= REQUIREMENTS =
Don't copy the pictures; return every other part of the records exactly.

= AVAILABLE RECORDS =
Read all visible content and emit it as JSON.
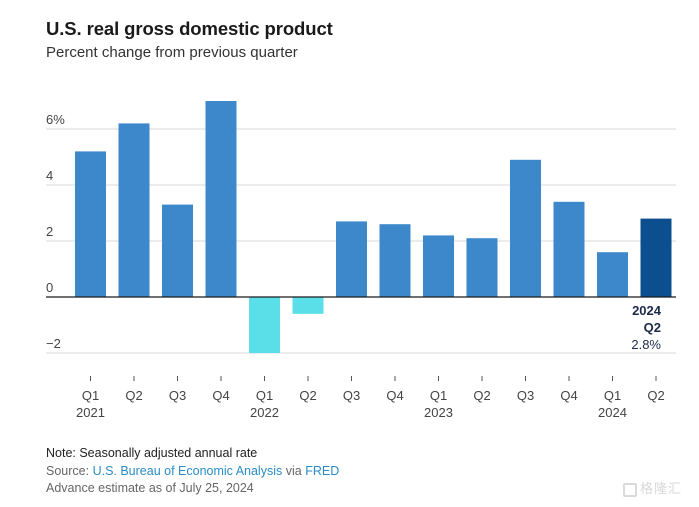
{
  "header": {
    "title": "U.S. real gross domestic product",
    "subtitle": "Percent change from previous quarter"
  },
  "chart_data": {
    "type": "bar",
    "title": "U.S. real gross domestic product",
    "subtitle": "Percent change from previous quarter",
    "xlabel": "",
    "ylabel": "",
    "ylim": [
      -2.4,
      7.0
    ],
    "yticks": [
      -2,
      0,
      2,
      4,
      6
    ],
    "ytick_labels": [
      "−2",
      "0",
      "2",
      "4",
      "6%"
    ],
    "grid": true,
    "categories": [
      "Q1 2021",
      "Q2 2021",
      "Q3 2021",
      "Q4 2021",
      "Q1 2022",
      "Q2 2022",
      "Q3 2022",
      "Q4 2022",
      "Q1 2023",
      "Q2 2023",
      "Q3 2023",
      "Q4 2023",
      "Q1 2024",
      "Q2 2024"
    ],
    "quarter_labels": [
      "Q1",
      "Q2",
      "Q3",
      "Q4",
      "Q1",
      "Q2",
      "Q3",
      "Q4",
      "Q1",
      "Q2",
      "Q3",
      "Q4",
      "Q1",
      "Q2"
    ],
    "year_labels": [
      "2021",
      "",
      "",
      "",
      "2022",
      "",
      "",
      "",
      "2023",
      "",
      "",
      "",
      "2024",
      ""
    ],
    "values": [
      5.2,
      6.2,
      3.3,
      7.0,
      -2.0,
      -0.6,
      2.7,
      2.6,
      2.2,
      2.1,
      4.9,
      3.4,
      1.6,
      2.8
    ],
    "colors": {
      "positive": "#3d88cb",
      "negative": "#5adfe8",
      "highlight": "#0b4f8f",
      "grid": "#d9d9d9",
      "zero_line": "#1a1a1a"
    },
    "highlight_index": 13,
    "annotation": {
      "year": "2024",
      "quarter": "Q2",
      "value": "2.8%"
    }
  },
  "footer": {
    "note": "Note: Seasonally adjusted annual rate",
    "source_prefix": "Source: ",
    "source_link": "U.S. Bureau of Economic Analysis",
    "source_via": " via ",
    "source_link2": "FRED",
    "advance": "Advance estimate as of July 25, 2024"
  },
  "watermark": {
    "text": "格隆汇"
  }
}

= WRITTEN ANSWER =
Read all visible content and emit it as JSON.
{
  "header": {
    "title": "U.S. real gross domestic product",
    "subtitle": "Percent change from previous quarter"
  },
  "chart_data": {
    "type": "bar",
    "title": "U.S. real gross domestic product",
    "subtitle": "Percent change from previous quarter",
    "xlabel": "",
    "ylabel": "",
    "ylim": [
      -2.4,
      7.0
    ],
    "yticks": [
      -2,
      0,
      2,
      4,
      6
    ],
    "ytick_labels": [
      "−2",
      "0",
      "2",
      "4",
      "6%"
    ],
    "grid": true,
    "categories": [
      "Q1 2021",
      "Q2 2021",
      "Q3 2021",
      "Q4 2021",
      "Q1 2022",
      "Q2 2022",
      "Q3 2022",
      "Q4 2022",
      "Q1 2023",
      "Q2 2023",
      "Q3 2023",
      "Q4 2023",
      "Q1 2024",
      "Q2 2024"
    ],
    "quarter_labels": [
      "Q1",
      "Q2",
      "Q3",
      "Q4",
      "Q1",
      "Q2",
      "Q3",
      "Q4",
      "Q1",
      "Q2",
      "Q3",
      "Q4",
      "Q1",
      "Q2"
    ],
    "year_labels": [
      "2021",
      "",
      "",
      "",
      "2022",
      "",
      "",
      "",
      "2023",
      "",
      "",
      "",
      "2024",
      ""
    ],
    "values": [
      5.2,
      6.2,
      3.3,
      7.0,
      -2.0,
      -0.6,
      2.7,
      2.6,
      2.2,
      2.1,
      4.9,
      3.4,
      1.6,
      2.8
    ],
    "colors": {
      "positive": "#3d88cb",
      "negative": "#5adfe8",
      "highlight": "#0b4f8f",
      "grid": "#d9d9d9",
      "zero_line": "#1a1a1a"
    },
    "highlight_index": 13,
    "annotation": {
      "year": "2024",
      "quarter": "Q2",
      "value": "2.8%"
    }
  },
  "footer": {
    "note": "Note: Seasonally adjusted annual rate",
    "source_prefix": "Source: ",
    "source_link": "U.S. Bureau of Economic Analysis",
    "source_via": " via ",
    "source_link2": "FRED",
    "advance": "Advance estimate as of July 25, 2024"
  },
  "watermark": {
    "text": "格隆汇"
  }
}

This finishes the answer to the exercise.